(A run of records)
________________

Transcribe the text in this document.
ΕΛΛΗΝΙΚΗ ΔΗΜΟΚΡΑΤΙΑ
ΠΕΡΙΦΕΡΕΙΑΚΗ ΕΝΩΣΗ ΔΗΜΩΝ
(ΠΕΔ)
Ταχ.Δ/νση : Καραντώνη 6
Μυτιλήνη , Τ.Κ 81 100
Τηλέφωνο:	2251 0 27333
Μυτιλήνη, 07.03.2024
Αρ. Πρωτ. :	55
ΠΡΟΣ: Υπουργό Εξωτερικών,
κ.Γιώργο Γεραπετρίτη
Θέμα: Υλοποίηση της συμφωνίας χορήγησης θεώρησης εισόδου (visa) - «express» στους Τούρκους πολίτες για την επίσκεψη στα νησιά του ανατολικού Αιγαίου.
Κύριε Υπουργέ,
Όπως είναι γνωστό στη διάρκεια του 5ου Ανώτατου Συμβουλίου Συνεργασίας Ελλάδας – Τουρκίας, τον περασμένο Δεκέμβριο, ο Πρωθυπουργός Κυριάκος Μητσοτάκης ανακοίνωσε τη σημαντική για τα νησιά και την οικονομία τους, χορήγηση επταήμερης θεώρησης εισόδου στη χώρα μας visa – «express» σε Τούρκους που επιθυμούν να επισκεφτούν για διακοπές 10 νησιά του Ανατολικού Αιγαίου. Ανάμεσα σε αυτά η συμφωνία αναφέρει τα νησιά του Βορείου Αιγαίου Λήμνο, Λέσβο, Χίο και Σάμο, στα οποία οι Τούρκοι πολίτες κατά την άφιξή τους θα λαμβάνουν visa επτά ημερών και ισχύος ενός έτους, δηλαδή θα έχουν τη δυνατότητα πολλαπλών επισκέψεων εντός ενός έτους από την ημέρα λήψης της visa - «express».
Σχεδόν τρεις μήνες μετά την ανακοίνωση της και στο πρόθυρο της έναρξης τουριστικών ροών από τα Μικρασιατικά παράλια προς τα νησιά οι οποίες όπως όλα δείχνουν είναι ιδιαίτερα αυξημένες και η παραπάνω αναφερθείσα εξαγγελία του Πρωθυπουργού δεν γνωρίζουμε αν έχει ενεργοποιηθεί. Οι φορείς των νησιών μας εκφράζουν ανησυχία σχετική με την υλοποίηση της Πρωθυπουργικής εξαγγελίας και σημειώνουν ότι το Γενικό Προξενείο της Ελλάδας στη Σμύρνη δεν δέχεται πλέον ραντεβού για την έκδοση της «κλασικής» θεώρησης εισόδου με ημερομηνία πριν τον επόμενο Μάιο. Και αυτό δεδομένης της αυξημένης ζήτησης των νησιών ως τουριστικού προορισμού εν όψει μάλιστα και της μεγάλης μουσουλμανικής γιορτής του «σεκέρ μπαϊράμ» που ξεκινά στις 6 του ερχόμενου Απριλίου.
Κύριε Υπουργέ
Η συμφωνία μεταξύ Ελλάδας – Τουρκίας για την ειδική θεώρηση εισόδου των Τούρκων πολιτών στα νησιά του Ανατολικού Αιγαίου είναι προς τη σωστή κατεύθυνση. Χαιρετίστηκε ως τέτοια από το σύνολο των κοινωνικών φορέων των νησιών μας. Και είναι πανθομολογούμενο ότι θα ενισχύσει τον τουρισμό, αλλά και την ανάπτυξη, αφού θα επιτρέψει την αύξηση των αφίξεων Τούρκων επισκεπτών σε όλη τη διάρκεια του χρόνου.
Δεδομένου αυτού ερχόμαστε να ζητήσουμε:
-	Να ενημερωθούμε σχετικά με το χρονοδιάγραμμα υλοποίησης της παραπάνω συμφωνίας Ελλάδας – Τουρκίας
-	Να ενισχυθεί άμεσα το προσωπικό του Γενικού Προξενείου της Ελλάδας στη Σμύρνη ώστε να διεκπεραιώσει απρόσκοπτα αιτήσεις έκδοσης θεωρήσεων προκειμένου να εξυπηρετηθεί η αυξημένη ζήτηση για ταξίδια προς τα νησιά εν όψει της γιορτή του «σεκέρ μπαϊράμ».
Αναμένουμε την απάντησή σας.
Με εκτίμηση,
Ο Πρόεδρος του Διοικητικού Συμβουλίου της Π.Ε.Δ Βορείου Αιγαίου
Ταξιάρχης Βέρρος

________________

■ Exercise details
Write out the whole listing exactly.

■ Output for this exercise
Transcribe the text in this document.
ΕΛΛΗΝΙΚΗ ΔΗΜΟΚΡΑΤΙΑ
ΠΕΡΙΦΕΡΕΙΑΚΗ ΕΝΩΣΗ ΔΗΜΩΝ
(ΠΕΔ)
Ταχ.Δ/νση : Καραντώνη 6
Μυτιλήνη , Τ.Κ 81 100
Τηλέφωνο:	2251 0 27333
Μυτιλήνη, 07.03.2024
Αρ. Πρωτ. :	55
ΠΡΟΣ: Υπουργό Εξωτερικών,
κ.Γιώργο Γεραπετρίτη
Θέμα: Υλοποίηση της συμφωνίας χορήγησης θεώρησης εισόδου (visa) - «express» στους Τούρκους πολίτες για την επίσκεψη στα νησιά του ανατολικού Αιγαίου.
Κύριε Υπουργέ,
Όπως είναι γνωστό στη διάρκεια του 5ου Ανώτατου Συμβουλίου Συνεργασίας Ελλάδας – Τουρκίας, τον περασμένο Δεκέμβριο, ο Πρωθυπουργός Κυριάκος Μητσοτάκης ανακοίνωσε τη σημαντική για τα νησιά και την οικονομία τους, χορήγηση επταήμερης θεώρησης εισόδου στη χώρα μας visa – «express» σε Τούρκους που επιθυμούν να επισκεφτούν για διακοπές 10 νησιά του Ανατολικού Αιγαίου. Ανάμεσα σε αυτά η συμφωνία αναφέρει τα νησιά του Βορείου Αιγαίου Λήμνο, Λέσβο, Χίο και Σάμο, στα οποία οι Τούρκοι πολίτες κατά την άφιξή τους θα λαμβάνουν visa επτά ημερών και ισχύος ενός έτους, δηλαδή θα έχουν τη δυνατότητα πολλαπλών επισκέψεων εντός ενός έτους από την ημέρα λήψης της visa - «express».
Σχεδόν τρεις μήνες μετά την ανακοίνωση της και στο πρόθυρο της έναρξης τουριστικών ροών από τα Μικρασιατικά παράλια προς τα νησιά οι οποίες όπως όλα δείχνουν είναι ιδιαίτερα αυξημένες και η παραπάνω αναφερθείσα εξαγγελία του Πρωθυπουργού δεν γνωρίζουμε αν έχει ενεργοποιηθεί. Οι φορείς των νησιών μας εκφράζουν ανησυχία σχετική με την υλοποίηση της Πρωθυπουργικής εξαγγελίας και σημειώνουν ότι το Γενικό Προξενείο της Ελλάδας στη Σμύρνη δεν δέχεται πλέον ραντεβού για την έκδοση της «κλασικής» θεώρησης εισόδου με ημερομηνία πριν τον επόμενο Μάιο. Και αυτό δεδομένης της αυξημένης ζήτησης των νησιών ως τουριστικού προορισμού εν όψει μάλιστα και της μεγάλης μουσουλμανικής γιορτής του «σεκέρ μπαϊράμ» που ξεκινά στις 6 του ερχόμενου Απριλίου.
Κύριε Υπουργέ
Η συμφωνία μεταξύ Ελλάδας – Τουρκίας για την ειδική θεώρηση εισόδου των Τούρκων πολιτών στα νησιά του Ανατολικού Αιγαίου είναι προς τη σωστή κατεύθυνση. Χαιρετίστηκε ως τέτοια από το σύνολο των κοινωνικών φορέων των νησιών μας. Και είναι πανθομολογούμενο ότι θα ενισχύσει τον τουρισμό, αλλά και την ανάπτυξη, αφού θα επιτρέψει την αύξηση των αφίξεων Τούρκων επισκεπτών σε όλη τη διάρκεια του χρόνου.
Δεδομένου αυτού ερχόμαστε να ζητήσουμε:
-	Να ενημερωθούμε σχετικά με το χρονοδιάγραμμα υλοποίησης της παραπάνω συμφωνίας Ελλάδας – Τουρκίας
-	Να ενισχυθεί άμεσα το προσωπικό του Γενικού Προξενείου της Ελλάδας στη Σμύρνη ώστε να διεκπεραιώσει απρόσκοπτα αιτήσεις έκδοσης θεωρήσεων προκειμένου να εξυπηρετηθεί η αυξημένη ζήτηση για ταξίδια προς τα νησιά εν όψει της γιορτή του «σεκέρ μπαϊράμ».
Αναμένουμε την απάντησή σας.
Με εκτίμηση,
Ο Πρόεδρος του Διοικητικού Συμβουλίου της Π.Ε.Δ Βορείου Αιγαίου
Ταξιάρχης Βέρρος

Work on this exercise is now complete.